Could you write out the records below exactly as they appear?
━━━━━━━━━━━━━━━━━━━━━━━━━━━━━━
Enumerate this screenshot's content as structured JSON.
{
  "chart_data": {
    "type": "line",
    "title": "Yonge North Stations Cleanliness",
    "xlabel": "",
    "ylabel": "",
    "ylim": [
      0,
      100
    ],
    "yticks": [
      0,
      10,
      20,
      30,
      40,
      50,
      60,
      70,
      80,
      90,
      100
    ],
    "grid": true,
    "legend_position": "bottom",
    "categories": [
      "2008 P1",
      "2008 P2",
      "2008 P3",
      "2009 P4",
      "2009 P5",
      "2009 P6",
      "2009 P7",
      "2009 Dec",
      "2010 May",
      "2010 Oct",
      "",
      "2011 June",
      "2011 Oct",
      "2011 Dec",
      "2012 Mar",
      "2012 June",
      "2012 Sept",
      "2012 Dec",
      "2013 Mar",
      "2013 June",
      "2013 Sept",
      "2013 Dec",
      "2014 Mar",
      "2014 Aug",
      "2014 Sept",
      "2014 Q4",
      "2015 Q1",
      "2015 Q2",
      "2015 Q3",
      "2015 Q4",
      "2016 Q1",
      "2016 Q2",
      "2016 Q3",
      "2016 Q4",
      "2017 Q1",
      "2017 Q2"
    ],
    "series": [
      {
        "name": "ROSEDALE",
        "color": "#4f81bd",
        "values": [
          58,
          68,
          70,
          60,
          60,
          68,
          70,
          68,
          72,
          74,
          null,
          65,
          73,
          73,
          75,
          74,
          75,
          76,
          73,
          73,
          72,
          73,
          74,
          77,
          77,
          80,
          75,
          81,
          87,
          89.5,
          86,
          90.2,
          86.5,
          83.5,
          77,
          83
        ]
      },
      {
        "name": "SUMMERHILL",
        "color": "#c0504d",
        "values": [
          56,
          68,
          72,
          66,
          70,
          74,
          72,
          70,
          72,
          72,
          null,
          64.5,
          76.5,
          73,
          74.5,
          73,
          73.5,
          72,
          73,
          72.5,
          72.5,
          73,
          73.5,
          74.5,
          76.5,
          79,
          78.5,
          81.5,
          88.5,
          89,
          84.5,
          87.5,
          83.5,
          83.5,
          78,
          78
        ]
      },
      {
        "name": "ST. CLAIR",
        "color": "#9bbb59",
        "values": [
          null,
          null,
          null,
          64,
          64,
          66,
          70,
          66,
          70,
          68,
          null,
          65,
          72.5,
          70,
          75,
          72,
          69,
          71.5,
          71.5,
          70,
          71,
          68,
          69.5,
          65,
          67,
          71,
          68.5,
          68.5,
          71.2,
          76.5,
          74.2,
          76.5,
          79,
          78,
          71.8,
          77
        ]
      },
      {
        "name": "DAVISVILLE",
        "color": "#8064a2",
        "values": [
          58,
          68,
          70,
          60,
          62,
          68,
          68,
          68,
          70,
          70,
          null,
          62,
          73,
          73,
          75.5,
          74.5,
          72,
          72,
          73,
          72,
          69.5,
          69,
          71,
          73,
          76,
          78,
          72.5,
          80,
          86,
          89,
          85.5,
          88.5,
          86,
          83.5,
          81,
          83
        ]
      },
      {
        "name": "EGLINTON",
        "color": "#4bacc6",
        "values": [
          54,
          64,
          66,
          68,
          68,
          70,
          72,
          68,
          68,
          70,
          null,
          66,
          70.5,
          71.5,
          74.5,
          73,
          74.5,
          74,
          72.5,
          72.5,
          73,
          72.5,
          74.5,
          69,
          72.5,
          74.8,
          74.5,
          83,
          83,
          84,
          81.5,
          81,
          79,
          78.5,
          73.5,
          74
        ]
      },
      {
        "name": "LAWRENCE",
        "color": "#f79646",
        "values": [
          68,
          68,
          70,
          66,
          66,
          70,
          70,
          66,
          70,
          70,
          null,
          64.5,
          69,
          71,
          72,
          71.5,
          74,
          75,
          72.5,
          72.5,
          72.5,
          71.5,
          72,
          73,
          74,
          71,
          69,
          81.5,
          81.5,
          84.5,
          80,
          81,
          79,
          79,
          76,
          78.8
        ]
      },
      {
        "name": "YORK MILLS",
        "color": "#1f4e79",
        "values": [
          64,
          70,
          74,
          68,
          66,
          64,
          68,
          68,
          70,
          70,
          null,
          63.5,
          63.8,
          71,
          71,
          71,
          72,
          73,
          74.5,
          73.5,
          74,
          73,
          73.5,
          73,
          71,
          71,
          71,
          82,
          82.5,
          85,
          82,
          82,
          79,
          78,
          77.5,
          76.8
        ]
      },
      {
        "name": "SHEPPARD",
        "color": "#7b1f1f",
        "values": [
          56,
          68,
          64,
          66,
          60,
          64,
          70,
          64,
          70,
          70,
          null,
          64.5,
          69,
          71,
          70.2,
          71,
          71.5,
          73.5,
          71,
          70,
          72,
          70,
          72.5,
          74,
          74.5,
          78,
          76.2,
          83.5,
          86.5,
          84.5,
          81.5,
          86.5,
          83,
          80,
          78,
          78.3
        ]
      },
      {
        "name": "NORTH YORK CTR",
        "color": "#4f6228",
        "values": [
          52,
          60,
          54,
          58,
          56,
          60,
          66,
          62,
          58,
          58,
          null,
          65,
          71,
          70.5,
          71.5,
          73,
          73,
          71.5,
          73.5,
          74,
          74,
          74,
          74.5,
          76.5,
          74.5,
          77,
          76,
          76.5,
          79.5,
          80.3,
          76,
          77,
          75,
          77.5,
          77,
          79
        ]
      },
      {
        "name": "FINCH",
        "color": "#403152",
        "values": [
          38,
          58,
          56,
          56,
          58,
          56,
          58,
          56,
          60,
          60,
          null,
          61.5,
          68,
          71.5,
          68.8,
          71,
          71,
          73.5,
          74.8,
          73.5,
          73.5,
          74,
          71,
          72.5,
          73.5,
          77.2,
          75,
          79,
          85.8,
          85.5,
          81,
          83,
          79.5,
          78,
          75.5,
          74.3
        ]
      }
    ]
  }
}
━━━━━━━━━━━━━━━━━━━━━━━━━━━━━━
- Task output:
Enumerate this screenshot's content as structured JSON.
{
  "chart_data": {
    "type": "line",
    "title": "Yonge North Stations Cleanliness",
    "xlabel": "",
    "ylabel": "",
    "ylim": [
      0,
      100
    ],
    "yticks": [
      0,
      10,
      20,
      30,
      40,
      50,
      60,
      70,
      80,
      90,
      100
    ],
    "grid": true,
    "legend_position": "bottom",
    "categories": [
      "2008 P1",
      "2008 P2",
      "2008 P3",
      "2009 P4",
      "2009 P5",
      "2009 P6",
      "2009 P7",
      "2009 Dec",
      "2010 May",
      "2010 Oct",
      "",
      "2011 June",
      "2011 Oct",
      "2011 Dec",
      "2012 Mar",
      "2012 June",
      "2012 Sept",
      "2012 Dec",
      "2013 Mar",
      "2013 June",
      "2013 Sept",
      "2013 Dec",
      "2014 Mar",
      "2014 Aug",
      "2014 Sept",
      "2014 Q4",
      "2015 Q1",
      "2015 Q2",
      "2015 Q3",
      "2015 Q4",
      "2016 Q1",
      "2016 Q2",
      "2016 Q3",
      "2016 Q4",
      "2017 Q1",
      "2017 Q2"
    ],
    "series": [
      {
        "name": "ROSEDALE",
        "color": "#4f81bd",
        "values": [
          58,
          68,
          70,
          60,
          60,
          68,
          70,
          68,
          72,
          74,
          null,
          65,
          73,
          73,
          75,
          74,
          75,
          76,
          73,
          73,
          72,
          73,
          74,
          77,
          77,
          80,
          75,
          81,
          87,
          89.5,
          86,
          90.2,
          86.5,
          83.5,
          77,
          83
        ]
      },
      {
        "name": "SUMMERHILL",
        "color": "#c0504d",
        "values": [
          56,
          68,
          72,
          66,
          70,
          74,
          72,
          70,
          72,
          72,
          null,
          64.5,
          76.5,
          73,
          74.5,
          73,
          73.5,
          72,
          73,
          72.5,
          72.5,
          73,
          73.5,
          74.5,
          76.5,
          79,
          78.5,
          81.5,
          88.5,
          89,
          84.5,
          87.5,
          83.5,
          83.5,
          78,
          78
        ]
      },
      {
        "name": "ST. CLAIR",
        "color": "#9bbb59",
        "values": [
          null,
          null,
          null,
          64,
          64,
          66,
          70,
          66,
          70,
          68,
          null,
          65,
          72.5,
          70,
          75,
          72,
          69,
          71.5,
          71.5,
          70,
          71,
          68,
          69.5,
          65,
          67,
          71,
          68.5,
          68.5,
          71.2,
          76.5,
          74.2,
          76.5,
          79,
          78,
          71.8,
          77
        ]
      },
      {
        "name": "DAVISVILLE",
        "color": "#8064a2",
        "values": [
          58,
          68,
          70,
          60,
          62,
          68,
          68,
          68,
          70,
          70,
          null,
          62,
          73,
          73,
          75.5,
          74.5,
          72,
          72,
          73,
          72,
          69.5,
          69,
          71,
          73,
          76,
          78,
          72.5,
          80,
          86,
          89,
          85.5,
          88.5,
          86,
          83.5,
          81,
          83
        ]
      },
      {
        "name": "EGLINTON",
        "color": "#4bacc6",
        "values": [
          54,
          64,
          66,
          68,
          68,
          70,
          72,
          68,
          68,
          70,
          null,
          66,
          70.5,
          71.5,
          74.5,
          73,
          74.5,
          74,
          72.5,
          72.5,
          73,
          72.5,
          74.5,
          69,
          72.5,
          74.8,
          74.5,
          83,
          83,
          84,
          81.5,
          81,
          79,
          78.5,
          73.5,
          74
        ]
      },
      {
        "name": "LAWRENCE",
        "color": "#f79646",
        "values": [
          68,
          68,
          70,
          66,
          66,
          70,
          70,
          66,
          70,
          70,
          null,
          64.5,
          69,
          71,
          72,
          71.5,
          74,
          75,
          72.5,
          72.5,
          72.5,
          71.5,
          72,
          73,
          74,
          71,
          69,
          81.5,
          81.5,
          84.5,
          80,
          81,
          79,
          79,
          76,
          78.8
        ]
      },
      {
        "name": "YORK MILLS",
        "color": "#1f4e79",
        "values": [
          64,
          70,
          74,
          68,
          66,
          64,
          68,
          68,
          70,
          70,
          null,
          63.5,
          63.8,
          71,
          71,
          71,
          72,
          73,
          74.5,
          73.5,
          74,
          73,
          73.5,
          73,
          71,
          71,
          71,
          82,
          82.5,
          85,
          82,
          82,
          79,
          78,
          77.5,
          76.8
        ]
      },
      {
        "name": "SHEPPARD",
        "color": "#7b1f1f",
        "values": [
          56,
          68,
          64,
          66,
          60,
          64,
          70,
          64,
          70,
          70,
          null,
          64.5,
          69,
          71,
          70.2,
          71,
          71.5,
          73.5,
          71,
          70,
          72,
          70,
          72.5,
          74,
          74.5,
          78,
          76.2,
          83.5,
          86.5,
          84.5,
          81.5,
          86.5,
          83,
          80,
          78,
          78.3
        ]
      },
      {
        "name": "NORTH YORK CTR",
        "color": "#4f6228",
        "values": [
          52,
          60,
          54,
          58,
          56,
          60,
          66,
          62,
          58,
          58,
          null,
          65,
          71,
          70.5,
          71.5,
          73,
          73,
          71.5,
          73.5,
          74,
          74,
          74,
          74.5,
          76.5,
          74.5,
          77,
          76,
          76.5,
          79.5,
          80.3,
          76,
          77,
          75,
          77.5,
          77,
          79
        ]
      },
      {
        "name": "FINCH",
        "color": "#403152",
        "values": [
          38,
          58,
          56,
          56,
          58,
          56,
          58,
          56,
          60,
          60,
          null,
          61.5,
          68,
          71.5,
          68.8,
          71,
          71,
          73.5,
          74.8,
          73.5,
          73.5,
          74,
          71,
          72.5,
          73.5,
          77.2,
          75,
          79,
          85.8,
          85.5,
          81,
          83,
          79.5,
          78,
          75.5,
          74.3
        ]
      }
    ]
  }
}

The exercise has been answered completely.